(begin)
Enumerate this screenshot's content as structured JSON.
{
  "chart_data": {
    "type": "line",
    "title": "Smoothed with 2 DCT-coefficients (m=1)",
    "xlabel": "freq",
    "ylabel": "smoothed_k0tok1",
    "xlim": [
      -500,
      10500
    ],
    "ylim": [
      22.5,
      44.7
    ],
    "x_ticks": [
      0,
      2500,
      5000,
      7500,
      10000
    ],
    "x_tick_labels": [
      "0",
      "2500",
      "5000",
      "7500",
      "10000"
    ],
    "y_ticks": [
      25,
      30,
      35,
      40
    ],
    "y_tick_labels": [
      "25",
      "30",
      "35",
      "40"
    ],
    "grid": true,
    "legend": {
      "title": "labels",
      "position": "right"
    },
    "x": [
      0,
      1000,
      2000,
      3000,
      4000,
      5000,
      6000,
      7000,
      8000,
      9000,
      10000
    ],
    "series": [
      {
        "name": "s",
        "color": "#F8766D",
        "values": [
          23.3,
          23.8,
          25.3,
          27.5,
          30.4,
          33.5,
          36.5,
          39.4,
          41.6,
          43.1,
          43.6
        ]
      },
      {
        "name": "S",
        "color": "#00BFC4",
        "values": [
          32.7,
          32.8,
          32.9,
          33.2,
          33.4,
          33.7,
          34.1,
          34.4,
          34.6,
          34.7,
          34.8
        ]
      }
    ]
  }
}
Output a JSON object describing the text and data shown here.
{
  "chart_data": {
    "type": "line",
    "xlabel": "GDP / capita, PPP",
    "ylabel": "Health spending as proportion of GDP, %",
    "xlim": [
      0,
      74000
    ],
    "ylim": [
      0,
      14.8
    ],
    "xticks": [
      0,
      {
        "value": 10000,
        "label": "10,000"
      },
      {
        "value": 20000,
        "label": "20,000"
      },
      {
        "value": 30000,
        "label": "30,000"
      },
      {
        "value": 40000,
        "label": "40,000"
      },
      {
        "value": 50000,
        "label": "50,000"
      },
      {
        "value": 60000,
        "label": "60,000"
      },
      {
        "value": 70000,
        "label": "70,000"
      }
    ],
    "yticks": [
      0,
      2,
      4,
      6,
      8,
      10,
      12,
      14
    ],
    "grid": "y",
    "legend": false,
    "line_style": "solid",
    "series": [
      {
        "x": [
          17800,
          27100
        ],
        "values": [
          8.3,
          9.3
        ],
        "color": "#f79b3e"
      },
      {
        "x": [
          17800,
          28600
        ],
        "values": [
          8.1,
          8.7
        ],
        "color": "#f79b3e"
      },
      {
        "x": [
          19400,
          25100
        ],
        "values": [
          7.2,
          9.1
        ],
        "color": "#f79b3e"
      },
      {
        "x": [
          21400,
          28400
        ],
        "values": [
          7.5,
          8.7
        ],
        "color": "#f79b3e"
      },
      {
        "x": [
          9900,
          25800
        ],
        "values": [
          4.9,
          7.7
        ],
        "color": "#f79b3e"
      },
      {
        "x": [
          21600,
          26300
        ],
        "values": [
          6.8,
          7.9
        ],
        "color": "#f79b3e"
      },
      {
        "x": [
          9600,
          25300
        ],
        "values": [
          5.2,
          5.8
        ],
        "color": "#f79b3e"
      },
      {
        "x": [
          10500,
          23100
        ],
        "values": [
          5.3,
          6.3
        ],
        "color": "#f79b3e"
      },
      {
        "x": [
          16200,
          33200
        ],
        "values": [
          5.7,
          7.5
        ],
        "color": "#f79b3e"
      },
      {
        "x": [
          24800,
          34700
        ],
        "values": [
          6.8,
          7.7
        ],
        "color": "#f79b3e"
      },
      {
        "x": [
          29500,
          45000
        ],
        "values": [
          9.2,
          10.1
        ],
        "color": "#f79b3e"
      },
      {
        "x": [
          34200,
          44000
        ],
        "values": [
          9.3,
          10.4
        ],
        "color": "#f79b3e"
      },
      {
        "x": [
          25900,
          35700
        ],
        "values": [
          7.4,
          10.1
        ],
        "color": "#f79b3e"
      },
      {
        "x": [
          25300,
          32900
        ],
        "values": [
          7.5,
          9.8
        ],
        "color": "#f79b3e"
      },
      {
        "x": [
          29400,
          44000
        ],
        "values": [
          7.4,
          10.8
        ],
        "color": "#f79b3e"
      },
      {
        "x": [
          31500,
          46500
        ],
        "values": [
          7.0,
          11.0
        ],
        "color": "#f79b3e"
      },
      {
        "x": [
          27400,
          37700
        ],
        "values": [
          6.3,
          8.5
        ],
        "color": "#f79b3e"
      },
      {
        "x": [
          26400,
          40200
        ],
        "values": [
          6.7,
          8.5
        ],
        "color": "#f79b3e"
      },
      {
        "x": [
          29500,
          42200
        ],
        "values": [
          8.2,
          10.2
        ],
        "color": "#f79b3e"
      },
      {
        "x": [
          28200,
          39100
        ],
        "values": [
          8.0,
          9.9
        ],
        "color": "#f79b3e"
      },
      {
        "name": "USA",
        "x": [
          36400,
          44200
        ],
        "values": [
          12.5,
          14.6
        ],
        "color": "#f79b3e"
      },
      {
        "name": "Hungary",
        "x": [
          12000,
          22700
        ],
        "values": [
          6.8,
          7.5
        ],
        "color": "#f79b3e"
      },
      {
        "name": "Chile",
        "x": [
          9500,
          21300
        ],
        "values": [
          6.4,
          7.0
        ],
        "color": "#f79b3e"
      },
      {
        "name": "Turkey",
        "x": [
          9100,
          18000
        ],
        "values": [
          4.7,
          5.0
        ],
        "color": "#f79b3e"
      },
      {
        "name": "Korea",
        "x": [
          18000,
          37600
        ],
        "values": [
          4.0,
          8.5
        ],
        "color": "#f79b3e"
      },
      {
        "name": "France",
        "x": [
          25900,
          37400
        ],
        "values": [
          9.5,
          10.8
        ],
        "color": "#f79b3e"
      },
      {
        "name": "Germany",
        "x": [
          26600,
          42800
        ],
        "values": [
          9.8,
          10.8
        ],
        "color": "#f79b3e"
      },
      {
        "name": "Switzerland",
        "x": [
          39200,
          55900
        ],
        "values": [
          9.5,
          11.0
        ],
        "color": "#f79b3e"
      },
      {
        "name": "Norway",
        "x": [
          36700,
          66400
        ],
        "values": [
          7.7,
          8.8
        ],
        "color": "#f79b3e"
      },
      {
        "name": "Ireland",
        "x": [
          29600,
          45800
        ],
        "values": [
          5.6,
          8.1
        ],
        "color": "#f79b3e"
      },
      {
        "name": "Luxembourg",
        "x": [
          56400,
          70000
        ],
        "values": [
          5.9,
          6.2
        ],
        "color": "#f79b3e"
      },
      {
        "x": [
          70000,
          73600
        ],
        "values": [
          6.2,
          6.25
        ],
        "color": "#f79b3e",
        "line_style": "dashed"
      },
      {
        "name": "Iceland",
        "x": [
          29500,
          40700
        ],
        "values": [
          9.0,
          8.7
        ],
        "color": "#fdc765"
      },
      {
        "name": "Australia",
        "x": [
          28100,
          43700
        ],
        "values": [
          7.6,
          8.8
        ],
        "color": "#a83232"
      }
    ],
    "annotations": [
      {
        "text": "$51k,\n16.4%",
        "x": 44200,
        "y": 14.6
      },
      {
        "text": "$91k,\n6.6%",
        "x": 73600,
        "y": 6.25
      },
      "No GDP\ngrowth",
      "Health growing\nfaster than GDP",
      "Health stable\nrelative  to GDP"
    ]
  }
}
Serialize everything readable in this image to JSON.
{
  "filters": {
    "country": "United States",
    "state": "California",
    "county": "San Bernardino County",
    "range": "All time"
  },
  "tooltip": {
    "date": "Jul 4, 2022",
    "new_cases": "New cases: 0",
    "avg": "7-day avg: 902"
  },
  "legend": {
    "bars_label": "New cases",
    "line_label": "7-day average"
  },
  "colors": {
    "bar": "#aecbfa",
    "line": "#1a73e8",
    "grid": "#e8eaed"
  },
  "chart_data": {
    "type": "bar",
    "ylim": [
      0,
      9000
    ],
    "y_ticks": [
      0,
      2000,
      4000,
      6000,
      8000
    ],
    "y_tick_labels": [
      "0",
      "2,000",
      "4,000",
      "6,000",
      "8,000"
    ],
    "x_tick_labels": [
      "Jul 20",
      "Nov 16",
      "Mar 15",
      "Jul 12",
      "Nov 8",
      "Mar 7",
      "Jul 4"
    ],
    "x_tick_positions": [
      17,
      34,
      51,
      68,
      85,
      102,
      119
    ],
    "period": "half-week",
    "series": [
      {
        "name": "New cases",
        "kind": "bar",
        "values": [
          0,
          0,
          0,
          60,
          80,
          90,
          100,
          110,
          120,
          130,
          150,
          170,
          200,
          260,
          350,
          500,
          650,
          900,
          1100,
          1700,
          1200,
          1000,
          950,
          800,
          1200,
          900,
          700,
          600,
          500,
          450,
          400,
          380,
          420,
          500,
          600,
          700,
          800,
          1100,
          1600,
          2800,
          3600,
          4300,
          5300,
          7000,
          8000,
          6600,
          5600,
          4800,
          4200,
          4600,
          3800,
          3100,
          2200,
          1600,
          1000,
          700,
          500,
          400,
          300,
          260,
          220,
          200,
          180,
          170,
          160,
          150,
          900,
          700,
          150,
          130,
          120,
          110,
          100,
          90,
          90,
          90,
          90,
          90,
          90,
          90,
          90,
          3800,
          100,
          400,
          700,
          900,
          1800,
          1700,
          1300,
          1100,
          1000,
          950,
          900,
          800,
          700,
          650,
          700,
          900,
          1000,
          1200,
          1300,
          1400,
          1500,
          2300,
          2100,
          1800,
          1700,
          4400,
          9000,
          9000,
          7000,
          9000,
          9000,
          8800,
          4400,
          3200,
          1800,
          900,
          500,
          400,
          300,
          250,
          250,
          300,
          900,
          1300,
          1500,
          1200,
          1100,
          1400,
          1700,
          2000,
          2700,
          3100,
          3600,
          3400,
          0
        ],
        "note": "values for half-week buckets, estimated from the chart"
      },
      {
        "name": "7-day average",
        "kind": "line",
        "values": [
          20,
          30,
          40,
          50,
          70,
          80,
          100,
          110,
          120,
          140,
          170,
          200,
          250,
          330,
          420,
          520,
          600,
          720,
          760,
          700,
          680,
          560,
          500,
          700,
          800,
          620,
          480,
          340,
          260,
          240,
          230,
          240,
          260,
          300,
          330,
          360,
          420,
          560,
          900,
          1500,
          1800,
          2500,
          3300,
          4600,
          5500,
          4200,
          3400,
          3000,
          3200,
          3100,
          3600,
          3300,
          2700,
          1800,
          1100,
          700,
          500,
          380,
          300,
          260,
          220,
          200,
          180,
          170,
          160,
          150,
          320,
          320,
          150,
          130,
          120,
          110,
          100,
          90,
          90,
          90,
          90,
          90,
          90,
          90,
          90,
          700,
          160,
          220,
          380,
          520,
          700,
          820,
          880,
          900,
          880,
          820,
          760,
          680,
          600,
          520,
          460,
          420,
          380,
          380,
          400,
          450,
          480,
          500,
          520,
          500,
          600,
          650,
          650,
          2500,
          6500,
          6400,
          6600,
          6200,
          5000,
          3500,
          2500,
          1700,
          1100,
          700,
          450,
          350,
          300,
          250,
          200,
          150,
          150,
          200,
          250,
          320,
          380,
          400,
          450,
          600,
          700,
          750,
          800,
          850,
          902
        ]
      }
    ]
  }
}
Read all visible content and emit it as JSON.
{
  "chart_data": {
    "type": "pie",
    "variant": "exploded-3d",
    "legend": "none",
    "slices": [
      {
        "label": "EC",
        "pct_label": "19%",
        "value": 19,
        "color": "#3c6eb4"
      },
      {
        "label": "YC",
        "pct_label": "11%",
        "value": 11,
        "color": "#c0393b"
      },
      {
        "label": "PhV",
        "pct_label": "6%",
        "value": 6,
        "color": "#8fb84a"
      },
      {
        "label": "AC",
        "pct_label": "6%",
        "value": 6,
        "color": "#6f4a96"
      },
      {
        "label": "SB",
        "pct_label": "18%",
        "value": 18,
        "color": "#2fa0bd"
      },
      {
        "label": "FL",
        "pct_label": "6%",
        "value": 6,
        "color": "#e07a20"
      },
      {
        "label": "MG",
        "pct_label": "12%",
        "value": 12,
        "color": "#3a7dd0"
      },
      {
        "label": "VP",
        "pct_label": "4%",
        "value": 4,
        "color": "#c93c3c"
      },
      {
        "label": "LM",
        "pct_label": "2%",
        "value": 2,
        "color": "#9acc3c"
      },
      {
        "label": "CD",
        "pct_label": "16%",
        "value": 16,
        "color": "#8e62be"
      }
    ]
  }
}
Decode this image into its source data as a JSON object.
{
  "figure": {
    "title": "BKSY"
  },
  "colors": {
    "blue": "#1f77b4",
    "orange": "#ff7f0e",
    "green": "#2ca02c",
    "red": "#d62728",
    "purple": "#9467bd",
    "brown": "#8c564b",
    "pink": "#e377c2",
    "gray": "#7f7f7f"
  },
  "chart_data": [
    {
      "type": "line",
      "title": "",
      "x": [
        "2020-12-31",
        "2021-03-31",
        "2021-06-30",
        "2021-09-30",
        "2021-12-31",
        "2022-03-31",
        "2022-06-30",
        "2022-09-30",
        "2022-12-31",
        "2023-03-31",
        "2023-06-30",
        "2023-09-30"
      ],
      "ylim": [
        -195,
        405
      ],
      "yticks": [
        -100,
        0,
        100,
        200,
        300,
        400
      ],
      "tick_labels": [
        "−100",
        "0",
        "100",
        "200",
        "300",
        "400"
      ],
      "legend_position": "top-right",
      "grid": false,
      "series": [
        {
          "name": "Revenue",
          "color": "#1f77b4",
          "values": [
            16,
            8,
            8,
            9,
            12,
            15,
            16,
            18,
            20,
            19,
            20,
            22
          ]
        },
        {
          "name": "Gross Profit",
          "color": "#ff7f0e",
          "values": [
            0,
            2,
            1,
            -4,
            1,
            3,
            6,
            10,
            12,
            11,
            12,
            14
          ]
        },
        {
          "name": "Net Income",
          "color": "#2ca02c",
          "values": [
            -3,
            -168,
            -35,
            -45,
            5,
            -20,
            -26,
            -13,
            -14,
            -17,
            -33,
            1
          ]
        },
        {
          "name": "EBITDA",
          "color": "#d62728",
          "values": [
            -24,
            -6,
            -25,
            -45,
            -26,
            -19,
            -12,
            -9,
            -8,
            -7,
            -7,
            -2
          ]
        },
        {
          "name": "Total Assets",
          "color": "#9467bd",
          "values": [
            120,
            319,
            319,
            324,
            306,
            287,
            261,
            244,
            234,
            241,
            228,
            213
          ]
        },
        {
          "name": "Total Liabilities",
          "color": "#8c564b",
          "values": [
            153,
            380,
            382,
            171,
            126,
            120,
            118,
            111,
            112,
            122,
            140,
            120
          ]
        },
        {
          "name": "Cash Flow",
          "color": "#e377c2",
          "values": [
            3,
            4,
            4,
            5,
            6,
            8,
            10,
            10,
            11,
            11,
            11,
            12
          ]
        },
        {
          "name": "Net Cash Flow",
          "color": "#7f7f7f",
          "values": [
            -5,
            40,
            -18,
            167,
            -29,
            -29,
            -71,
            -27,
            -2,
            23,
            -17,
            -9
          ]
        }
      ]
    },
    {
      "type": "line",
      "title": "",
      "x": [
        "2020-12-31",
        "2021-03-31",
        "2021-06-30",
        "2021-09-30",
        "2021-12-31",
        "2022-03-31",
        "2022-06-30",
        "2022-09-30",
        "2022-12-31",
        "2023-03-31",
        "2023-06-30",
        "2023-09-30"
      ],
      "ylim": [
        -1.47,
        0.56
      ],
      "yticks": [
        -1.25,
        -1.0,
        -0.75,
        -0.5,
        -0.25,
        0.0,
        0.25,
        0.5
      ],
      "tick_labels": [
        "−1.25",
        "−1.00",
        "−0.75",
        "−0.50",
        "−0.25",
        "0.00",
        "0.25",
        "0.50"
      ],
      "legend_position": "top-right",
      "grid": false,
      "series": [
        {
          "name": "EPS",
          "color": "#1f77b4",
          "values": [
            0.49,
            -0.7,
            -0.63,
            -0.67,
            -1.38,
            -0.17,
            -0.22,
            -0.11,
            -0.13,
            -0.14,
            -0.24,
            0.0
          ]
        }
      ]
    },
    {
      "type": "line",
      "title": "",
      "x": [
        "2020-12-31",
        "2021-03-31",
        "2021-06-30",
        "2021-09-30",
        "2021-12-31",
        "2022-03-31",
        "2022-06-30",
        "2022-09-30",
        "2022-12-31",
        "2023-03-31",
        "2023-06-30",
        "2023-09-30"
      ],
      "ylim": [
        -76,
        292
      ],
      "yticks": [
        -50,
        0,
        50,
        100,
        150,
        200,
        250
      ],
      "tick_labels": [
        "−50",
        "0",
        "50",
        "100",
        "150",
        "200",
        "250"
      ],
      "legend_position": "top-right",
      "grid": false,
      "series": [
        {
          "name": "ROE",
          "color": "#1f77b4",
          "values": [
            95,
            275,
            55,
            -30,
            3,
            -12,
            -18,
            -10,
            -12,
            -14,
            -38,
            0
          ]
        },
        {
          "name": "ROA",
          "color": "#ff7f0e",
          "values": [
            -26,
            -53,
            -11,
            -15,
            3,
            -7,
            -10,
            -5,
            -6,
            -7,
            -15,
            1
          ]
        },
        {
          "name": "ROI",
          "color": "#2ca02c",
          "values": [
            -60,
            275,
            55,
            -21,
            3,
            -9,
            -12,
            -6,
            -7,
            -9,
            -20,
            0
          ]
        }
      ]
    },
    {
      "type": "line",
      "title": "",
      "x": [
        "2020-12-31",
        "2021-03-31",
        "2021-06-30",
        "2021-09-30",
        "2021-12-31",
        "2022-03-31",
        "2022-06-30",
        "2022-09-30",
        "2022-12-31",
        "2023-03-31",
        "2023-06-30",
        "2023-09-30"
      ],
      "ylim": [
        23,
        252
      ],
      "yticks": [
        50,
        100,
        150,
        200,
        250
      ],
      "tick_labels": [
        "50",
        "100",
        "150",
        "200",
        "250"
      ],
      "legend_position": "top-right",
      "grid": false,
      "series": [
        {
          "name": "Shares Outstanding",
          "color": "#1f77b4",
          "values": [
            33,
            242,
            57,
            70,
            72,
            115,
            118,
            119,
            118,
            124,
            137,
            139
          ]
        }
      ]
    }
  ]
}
(end)
## What you will do
Copy each line above containing the string "JSON".

## Task output
Enumerate this screenshot's content as structured JSON.
Output a JSON object describing the text and data shown here.
Serialize everything readable in this image to JSON.
Read all visible content and emit it as JSON.
Decode this image into its source data as a JSON object.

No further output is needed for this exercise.